▼
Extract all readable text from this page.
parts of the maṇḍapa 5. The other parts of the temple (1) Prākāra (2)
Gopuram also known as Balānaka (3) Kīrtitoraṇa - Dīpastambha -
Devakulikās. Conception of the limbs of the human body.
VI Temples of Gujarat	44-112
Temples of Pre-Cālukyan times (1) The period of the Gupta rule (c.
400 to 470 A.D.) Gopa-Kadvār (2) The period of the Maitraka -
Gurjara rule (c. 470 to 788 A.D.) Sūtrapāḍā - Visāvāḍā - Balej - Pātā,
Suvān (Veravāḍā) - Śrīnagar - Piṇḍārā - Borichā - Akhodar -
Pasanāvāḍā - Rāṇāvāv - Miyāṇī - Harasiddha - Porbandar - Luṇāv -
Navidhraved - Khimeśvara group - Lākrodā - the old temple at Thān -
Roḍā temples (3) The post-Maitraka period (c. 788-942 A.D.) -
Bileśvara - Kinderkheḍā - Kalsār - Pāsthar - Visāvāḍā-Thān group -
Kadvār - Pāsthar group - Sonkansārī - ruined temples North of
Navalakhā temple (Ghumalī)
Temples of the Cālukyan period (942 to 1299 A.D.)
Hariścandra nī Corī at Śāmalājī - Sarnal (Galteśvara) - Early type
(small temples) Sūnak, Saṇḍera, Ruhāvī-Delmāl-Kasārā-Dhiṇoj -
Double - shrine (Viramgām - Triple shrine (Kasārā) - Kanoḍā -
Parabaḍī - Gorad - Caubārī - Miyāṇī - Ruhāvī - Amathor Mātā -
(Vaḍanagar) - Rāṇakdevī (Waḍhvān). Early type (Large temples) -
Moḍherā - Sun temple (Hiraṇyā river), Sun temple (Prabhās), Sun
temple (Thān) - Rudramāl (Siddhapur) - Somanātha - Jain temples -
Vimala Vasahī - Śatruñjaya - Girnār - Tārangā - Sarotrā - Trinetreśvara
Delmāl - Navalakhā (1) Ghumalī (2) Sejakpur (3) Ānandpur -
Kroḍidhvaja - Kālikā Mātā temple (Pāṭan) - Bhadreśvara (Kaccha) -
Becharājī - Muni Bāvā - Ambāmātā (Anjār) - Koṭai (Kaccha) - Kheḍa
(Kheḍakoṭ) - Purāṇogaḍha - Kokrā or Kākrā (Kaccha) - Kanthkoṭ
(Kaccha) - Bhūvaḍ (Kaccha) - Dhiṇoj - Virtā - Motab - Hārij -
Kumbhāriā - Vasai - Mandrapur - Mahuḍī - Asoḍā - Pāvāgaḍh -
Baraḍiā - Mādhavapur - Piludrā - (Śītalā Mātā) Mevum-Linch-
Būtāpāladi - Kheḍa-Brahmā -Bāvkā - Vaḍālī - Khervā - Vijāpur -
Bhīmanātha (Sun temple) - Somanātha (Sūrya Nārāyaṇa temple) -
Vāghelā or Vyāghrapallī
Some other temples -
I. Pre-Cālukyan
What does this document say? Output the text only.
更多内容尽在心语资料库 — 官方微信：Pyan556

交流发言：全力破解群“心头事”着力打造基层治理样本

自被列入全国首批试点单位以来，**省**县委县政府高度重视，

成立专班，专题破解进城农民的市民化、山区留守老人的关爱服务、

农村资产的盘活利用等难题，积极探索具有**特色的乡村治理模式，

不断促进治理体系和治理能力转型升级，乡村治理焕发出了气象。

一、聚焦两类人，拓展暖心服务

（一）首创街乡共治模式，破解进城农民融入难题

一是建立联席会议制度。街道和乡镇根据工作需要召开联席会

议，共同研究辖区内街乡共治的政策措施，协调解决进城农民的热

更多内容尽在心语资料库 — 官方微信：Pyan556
▲
Print only the lines from the one with "What does this" to the end of the records, both included.

What does this document say? Output the text only.
更多内容尽在心语资料库 — 官方微信：Pyan556

交流发言：全力破解群“心头事”着力打造基层治理样本

自被列入全国首批试点单位以来，**省**县委县政府高度重视，

成立专班，专题破解进城农民的市民化、山区留守老人的关爱服务、

农村资产的盘活利用等难题，积极探索具有**特色的乡村治理模式，

不断促进治理体系和治理能力转型升级，乡村治理焕发出了气象。

一、聚焦两类人，拓展暖心服务

（一）首创街乡共治模式，破解进城农民融入难题

一是建立联席会议制度。街道和乡镇根据工作需要召开联席会

议，共同研究辖区内街乡共治的政策措施，协调解决进城农民的热

更多内容尽在心语资料库 — 官方微信：Pyan556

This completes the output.